PROVIDED MATERIAL ->
++++

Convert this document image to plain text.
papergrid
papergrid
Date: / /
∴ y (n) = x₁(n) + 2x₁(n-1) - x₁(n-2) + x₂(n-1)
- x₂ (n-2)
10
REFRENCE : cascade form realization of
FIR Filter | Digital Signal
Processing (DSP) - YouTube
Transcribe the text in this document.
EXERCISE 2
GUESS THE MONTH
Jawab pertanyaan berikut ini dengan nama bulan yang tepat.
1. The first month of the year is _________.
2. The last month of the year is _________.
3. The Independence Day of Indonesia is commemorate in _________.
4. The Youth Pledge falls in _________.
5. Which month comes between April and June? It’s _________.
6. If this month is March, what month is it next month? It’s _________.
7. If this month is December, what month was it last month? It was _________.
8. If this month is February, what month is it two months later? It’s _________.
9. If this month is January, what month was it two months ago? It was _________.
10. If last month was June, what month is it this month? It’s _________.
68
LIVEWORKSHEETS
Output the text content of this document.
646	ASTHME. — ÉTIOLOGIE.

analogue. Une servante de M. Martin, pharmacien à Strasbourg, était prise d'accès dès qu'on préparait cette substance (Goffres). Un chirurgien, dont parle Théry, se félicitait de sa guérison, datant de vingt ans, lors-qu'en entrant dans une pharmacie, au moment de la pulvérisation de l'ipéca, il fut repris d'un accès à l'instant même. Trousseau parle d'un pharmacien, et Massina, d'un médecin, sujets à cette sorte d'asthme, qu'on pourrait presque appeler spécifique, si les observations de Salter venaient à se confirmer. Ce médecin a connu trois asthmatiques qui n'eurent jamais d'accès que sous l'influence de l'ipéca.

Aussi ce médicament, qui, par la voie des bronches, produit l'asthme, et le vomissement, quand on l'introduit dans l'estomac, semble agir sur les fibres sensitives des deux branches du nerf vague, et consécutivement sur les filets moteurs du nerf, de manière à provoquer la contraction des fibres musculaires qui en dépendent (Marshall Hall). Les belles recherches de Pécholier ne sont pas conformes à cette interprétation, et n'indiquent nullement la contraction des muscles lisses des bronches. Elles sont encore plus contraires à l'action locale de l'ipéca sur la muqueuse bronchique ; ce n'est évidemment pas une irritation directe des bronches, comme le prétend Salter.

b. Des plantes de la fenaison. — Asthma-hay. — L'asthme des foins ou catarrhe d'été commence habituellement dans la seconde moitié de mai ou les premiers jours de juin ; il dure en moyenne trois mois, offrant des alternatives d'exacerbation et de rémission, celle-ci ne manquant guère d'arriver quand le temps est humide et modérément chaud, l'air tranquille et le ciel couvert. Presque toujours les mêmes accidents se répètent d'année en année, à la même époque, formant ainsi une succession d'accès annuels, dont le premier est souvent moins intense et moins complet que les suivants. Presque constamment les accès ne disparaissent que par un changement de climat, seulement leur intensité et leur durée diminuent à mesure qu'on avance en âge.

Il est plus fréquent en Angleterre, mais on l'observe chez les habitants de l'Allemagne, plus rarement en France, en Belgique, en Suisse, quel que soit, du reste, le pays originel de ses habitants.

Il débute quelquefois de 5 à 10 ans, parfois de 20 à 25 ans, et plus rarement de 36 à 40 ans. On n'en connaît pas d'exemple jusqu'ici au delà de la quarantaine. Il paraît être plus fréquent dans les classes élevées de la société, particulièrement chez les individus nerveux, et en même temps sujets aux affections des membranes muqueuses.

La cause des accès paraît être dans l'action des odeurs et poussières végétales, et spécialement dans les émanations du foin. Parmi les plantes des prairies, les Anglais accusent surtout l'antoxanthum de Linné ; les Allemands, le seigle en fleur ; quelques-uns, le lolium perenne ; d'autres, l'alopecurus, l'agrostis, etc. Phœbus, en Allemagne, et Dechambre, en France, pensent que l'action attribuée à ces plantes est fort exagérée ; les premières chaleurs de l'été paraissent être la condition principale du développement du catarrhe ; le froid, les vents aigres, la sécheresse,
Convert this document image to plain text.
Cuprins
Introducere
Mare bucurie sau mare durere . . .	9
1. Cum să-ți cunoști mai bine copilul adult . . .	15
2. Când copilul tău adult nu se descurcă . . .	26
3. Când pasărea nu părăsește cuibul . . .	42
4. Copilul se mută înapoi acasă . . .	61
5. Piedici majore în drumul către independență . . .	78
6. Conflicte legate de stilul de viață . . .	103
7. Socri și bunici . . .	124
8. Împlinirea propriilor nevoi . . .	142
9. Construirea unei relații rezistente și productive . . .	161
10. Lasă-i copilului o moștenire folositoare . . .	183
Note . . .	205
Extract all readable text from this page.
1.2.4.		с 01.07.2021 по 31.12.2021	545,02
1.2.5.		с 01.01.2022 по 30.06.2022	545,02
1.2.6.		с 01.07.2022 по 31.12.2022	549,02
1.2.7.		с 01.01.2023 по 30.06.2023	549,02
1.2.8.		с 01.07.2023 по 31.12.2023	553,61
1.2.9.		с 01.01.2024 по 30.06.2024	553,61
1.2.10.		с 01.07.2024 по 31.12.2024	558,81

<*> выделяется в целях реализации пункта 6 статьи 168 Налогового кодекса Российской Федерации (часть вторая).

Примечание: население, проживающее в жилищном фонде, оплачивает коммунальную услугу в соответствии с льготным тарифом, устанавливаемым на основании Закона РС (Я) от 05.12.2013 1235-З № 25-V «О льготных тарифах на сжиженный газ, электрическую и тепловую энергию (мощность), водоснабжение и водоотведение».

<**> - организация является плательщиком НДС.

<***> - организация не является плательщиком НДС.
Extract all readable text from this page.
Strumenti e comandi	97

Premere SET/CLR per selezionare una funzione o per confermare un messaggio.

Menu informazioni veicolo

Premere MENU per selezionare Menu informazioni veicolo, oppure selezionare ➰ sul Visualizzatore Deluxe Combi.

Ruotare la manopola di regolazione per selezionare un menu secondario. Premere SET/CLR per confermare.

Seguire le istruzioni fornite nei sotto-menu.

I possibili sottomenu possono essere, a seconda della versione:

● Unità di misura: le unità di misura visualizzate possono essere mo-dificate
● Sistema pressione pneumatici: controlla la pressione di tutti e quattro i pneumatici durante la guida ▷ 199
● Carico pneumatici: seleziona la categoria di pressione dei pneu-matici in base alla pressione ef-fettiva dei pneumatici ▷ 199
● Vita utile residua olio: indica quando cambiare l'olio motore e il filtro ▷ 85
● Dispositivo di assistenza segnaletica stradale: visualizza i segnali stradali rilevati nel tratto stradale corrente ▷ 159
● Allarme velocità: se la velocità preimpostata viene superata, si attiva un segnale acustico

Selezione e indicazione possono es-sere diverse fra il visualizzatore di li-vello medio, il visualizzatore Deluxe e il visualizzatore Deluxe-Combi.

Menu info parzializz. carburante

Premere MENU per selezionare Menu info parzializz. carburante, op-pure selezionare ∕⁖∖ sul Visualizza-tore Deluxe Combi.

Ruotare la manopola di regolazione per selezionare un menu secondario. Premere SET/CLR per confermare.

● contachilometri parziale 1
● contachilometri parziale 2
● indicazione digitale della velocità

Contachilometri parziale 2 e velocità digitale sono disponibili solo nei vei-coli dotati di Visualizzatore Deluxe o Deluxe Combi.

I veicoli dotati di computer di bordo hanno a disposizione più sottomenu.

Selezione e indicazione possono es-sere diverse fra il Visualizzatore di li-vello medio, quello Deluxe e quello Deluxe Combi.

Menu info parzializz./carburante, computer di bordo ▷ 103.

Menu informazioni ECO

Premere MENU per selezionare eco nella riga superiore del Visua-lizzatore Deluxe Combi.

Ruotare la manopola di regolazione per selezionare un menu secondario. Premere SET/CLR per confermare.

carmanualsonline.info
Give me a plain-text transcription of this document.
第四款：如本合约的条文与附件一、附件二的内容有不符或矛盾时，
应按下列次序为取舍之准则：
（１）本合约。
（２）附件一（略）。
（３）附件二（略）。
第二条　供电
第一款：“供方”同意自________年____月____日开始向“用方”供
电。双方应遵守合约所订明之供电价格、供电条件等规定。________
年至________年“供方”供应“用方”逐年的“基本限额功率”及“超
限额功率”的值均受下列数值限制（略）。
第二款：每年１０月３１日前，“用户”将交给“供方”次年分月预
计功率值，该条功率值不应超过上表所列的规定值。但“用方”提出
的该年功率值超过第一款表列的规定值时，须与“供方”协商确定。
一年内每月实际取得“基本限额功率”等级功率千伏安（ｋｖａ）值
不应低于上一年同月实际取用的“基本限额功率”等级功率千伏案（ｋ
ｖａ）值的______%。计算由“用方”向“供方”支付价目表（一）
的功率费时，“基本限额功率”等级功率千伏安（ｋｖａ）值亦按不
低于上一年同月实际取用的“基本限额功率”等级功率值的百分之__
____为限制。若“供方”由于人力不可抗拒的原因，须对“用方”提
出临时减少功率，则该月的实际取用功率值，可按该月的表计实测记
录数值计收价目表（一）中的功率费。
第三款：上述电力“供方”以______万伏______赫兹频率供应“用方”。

++++

YOUR OBJECTIVE -> Filter the records above for lines containing the word "selezionare", and copy those lines.

WRITTEN SOLUTION ->
Premere SET/CLR per selezionare una funzione o per confermare un messaggio.
Premere MENU per selezionare Menu informazioni veicolo, oppure selezionare ➰ sul Visualizzatore Deluxe Combi.
Ruotare la manopola di regolazione per selezionare un menu secondario. Premere SET/CLR per confermare.
Premere MENU per selezionare Menu info parzializz. carburante, op-pure selezionare ∕⁖∖ sul Visualizza-tore Deluxe Combi.
Ruotare la manopola di regolazione per selezionare un menu secondario. Premere SET/CLR per confermare.
Premere MENU per selezionare eco nella riga superiore del Visua-lizzatore Deluxe Combi.
Ruotare la manopola di regolazione per selezionare un menu secondario. Premere SET/CLR per confermare.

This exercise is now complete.